◆ WHAT IS EXPECTED
Give every line of the material again, exactly as written.

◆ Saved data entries
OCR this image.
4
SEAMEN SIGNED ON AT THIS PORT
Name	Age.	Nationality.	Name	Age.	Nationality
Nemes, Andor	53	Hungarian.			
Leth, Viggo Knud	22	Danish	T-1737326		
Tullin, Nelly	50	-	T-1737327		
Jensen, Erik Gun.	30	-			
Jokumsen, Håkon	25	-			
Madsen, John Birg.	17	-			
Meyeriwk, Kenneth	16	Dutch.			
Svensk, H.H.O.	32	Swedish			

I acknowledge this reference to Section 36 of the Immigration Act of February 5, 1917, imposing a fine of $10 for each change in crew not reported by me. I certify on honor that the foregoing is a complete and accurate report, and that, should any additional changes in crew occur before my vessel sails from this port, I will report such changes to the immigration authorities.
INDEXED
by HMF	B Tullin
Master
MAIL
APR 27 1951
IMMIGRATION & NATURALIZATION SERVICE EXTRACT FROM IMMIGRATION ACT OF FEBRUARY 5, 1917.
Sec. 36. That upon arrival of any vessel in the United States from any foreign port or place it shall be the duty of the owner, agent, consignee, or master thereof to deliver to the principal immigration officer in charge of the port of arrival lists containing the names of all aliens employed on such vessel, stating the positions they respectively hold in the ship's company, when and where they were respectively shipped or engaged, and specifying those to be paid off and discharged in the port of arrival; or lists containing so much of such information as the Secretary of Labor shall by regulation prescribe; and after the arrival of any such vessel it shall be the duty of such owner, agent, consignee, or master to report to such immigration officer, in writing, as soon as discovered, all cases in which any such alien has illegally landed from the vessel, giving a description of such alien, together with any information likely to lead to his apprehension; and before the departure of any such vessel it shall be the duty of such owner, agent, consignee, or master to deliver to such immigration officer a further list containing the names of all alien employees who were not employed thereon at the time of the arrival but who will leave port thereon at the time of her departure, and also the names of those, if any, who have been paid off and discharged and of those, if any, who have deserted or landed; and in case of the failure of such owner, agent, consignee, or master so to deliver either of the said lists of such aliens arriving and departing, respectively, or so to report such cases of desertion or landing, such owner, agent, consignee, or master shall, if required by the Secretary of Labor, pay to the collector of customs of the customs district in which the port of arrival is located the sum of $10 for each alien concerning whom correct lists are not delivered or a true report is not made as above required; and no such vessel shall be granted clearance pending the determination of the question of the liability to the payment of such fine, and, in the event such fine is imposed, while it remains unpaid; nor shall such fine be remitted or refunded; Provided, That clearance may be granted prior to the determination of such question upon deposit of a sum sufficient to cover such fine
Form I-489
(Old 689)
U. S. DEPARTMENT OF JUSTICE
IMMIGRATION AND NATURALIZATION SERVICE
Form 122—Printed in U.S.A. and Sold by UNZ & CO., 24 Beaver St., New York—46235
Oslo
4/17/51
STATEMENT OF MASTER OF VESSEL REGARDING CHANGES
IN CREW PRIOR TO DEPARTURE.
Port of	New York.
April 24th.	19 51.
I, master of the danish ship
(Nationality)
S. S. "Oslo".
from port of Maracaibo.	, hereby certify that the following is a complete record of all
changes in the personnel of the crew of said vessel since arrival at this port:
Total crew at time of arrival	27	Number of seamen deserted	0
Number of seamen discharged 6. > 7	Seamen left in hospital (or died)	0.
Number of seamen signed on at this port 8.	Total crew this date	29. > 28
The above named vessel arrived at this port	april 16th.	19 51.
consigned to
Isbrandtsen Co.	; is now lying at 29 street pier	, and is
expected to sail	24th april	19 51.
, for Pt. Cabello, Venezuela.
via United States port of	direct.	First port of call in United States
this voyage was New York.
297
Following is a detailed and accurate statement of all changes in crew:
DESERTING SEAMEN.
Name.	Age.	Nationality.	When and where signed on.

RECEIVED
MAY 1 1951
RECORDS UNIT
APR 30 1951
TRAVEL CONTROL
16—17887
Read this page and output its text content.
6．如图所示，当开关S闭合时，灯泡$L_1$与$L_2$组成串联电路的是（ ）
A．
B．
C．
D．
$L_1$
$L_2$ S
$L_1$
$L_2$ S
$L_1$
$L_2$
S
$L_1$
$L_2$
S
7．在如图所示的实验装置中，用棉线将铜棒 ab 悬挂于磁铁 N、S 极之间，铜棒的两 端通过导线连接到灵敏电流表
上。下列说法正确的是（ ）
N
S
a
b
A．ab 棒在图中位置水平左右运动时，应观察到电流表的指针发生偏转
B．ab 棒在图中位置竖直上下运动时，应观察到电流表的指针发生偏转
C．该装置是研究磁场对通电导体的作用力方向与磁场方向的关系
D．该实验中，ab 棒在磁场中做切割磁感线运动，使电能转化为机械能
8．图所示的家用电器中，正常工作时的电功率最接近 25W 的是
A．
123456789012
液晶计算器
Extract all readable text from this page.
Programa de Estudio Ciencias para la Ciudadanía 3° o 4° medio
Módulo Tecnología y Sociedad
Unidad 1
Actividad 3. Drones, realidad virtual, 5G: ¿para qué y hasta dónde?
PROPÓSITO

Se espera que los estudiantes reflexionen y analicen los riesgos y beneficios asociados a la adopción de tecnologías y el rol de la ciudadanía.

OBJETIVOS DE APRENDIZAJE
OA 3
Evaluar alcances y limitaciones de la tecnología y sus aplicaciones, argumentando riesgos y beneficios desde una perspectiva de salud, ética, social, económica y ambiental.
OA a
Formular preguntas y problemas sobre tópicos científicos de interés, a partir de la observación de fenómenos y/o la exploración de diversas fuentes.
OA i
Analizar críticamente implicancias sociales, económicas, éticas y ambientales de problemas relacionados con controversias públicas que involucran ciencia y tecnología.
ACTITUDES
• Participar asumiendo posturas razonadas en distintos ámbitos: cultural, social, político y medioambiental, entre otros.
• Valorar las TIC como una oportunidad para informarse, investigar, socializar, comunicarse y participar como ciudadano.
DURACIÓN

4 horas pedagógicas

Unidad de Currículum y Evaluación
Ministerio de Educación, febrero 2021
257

◆ THE OUTPUT
OCR this image.
4
SEAMEN SIGNED ON AT THIS PORT
Name	Age.	Nationality.	Name	Age.	Nationality
Nemes, Andor	53	Hungarian.			
Leth, Viggo Knud	22	Danish	T-1737326		
Tullin, Nelly	50	-	T-1737327		
Jensen, Erik Gun.	30	-			
Jokumsen, Håkon	25	-			
Madsen, John Birg.	17	-			
Meyeriwk, Kenneth	16	Dutch.			
Svensk, H.H.O.	32	Swedish			

I acknowledge this reference to Section 36 of the Immigration Act of February 5, 1917, imposing a fine of $10 for each change in crew not reported by me. I certify on honor that the foregoing is a complete and accurate report, and that, should any additional changes in crew occur before my vessel sails from this port, I will report such changes to the immigration authorities.
INDEXED
by HMF	B Tullin
Master
MAIL
APR 27 1951
IMMIGRATION & NATURALIZATION SERVICE EXTRACT FROM IMMIGRATION ACT OF FEBRUARY 5, 1917.
Sec. 36. That upon arrival of any vessel in the United States from any foreign port or place it shall be the duty of the owner, agent, consignee, or master thereof to deliver to the principal immigration officer in charge of the port of arrival lists containing the names of all aliens employed on such vessel, stating the positions they respectively hold in the ship's company, when and where they were respectively shipped or engaged, and specifying those to be paid off and discharged in the port of arrival; or lists containing so much of such information as the Secretary of Labor shall by regulation prescribe; and after the arrival of any such vessel it shall be the duty of such owner, agent, consignee, or master to report to such immigration officer, in writing, as soon as discovered, all cases in which any such alien has illegally landed from the vessel, giving a description of such alien, together with any information likely to lead to his apprehension; and before the departure of any such vessel it shall be the duty of such owner, agent, consignee, or master to deliver to such immigration officer a further list containing the names of all alien employees who were not employed thereon at the time of the arrival but who will leave port thereon at the time of her departure, and also the names of those, if any, who have been paid off and discharged and of those, if any, who have deserted or landed; and in case of the failure of such owner, agent, consignee, or master so to deliver either of the said lists of such aliens arriving and departing, respectively, or so to report such cases of desertion or landing, such owner, agent, consignee, or master shall, if required by the Secretary of Labor, pay to the collector of customs of the customs district in which the port of arrival is located the sum of $10 for each alien concerning whom correct lists are not delivered or a true report is not made as above required; and no such vessel shall be granted clearance pending the determination of the question of the liability to the payment of such fine, and, in the event such fine is imposed, while it remains unpaid; nor shall such fine be remitted or refunded; Provided, That clearance may be granted prior to the determination of such question upon deposit of a sum sufficient to cover such fine
Form I-489
(Old 689)
U. S. DEPARTMENT OF JUSTICE
IMMIGRATION AND NATURALIZATION SERVICE
Form 122—Printed in U.S.A. and Sold by UNZ & CO., 24 Beaver St., New York—46235
Oslo
4/17/51
STATEMENT OF MASTER OF VESSEL REGARDING CHANGES
IN CREW PRIOR TO DEPARTURE.
Port of	New York.
April 24th.	19 51.
I, master of the danish ship
(Nationality)
S. S. "Oslo".
from port of Maracaibo.	, hereby certify that the following is a complete record of all
changes in the personnel of the crew of said vessel since arrival at this port:
Total crew at time of arrival	27	Number of seamen deserted	0
Number of seamen discharged 6. > 7	Seamen left in hospital (or died)	0.
Number of seamen signed on at this port 8.	Total crew this date	29. > 28
The above named vessel arrived at this port	april 16th.	19 51.
consigned to
Isbrandtsen Co.	; is now lying at 29 street pier	, and is
expected to sail	24th april	19 51.
, for Pt. Cabello, Venezuela.
via United States port of	direct.	First port of call in United States
this voyage was New York.
297
Following is a detailed and accurate statement of all changes in crew:
DESERTING SEAMEN.
Name.	Age.	Nationality.	When and where signed on.

RECEIVED
MAY 1 1951
RECORDS UNIT
APR 30 1951
TRAVEL CONTROL
16—17887
Read this page and output its text content.
6．如图所示，当开关S闭合时，灯泡$L_1$与$L_2$组成串联电路的是（ ）
A．
B．
C．
D．
$L_1$
$L_2$ S
$L_1$
$L_2$ S
$L_1$
$L_2$
S
$L_1$
$L_2$
S
7．在如图所示的实验装置中，用棉线将铜棒 ab 悬挂于磁铁 N、S 极之间，铜棒的两 端通过导线连接到灵敏电流表
上。下列说法正确的是（ ）
N
S
a
b
A．ab 棒在图中位置水平左右运动时，应观察到电流表的指针发生偏转
B．ab 棒在图中位置竖直上下运动时，应观察到电流表的指针发生偏转
C．该装置是研究磁场对通电导体的作用力方向与磁场方向的关系
D．该实验中，ab 棒在磁场中做切割磁感线运动，使电能转化为机械能
8．图所示的家用电器中，正常工作时的电功率最接近 25W 的是
A．
123456789012
液晶计算器
Extract all readable text from this page.
Programa de Estudio Ciencias para la Ciudadanía 3° o 4° medio
Módulo Tecnología y Sociedad
Unidad 1
Actividad 3. Drones, realidad virtual, 5G: ¿para qué y hasta dónde?
PROPÓSITO

Se espera que los estudiantes reflexionen y analicen los riesgos y beneficios asociados a la adopción de tecnologías y el rol de la ciudadanía.

OBJETIVOS DE APRENDIZAJE
OA 3
Evaluar alcances y limitaciones de la tecnología y sus aplicaciones, argumentando riesgos y beneficios desde una perspectiva de salud, ética, social, económica y ambiental.
OA a
Formular preguntas y problemas sobre tópicos científicos de interés, a partir de la observación de fenómenos y/o la exploración de diversas fuentes.
OA i
Analizar críticamente implicancias sociales, económicas, éticas y ambientales de problemas relacionados con controversias públicas que involucran ciencia y tecnología.
ACTITUDES
• Participar asumiendo posturas razonadas en distintos ámbitos: cultural, social, político y medioambiental, entre otros.
• Valorar las TIC como una oportunidad para informarse, investigar, socializar, comunicarse y participar como ciudadano.
DURACIÓN

4 horas pedagógicas

Unidad de Currículum y Evaluación
Ministerio de Educación, febrero 2021
257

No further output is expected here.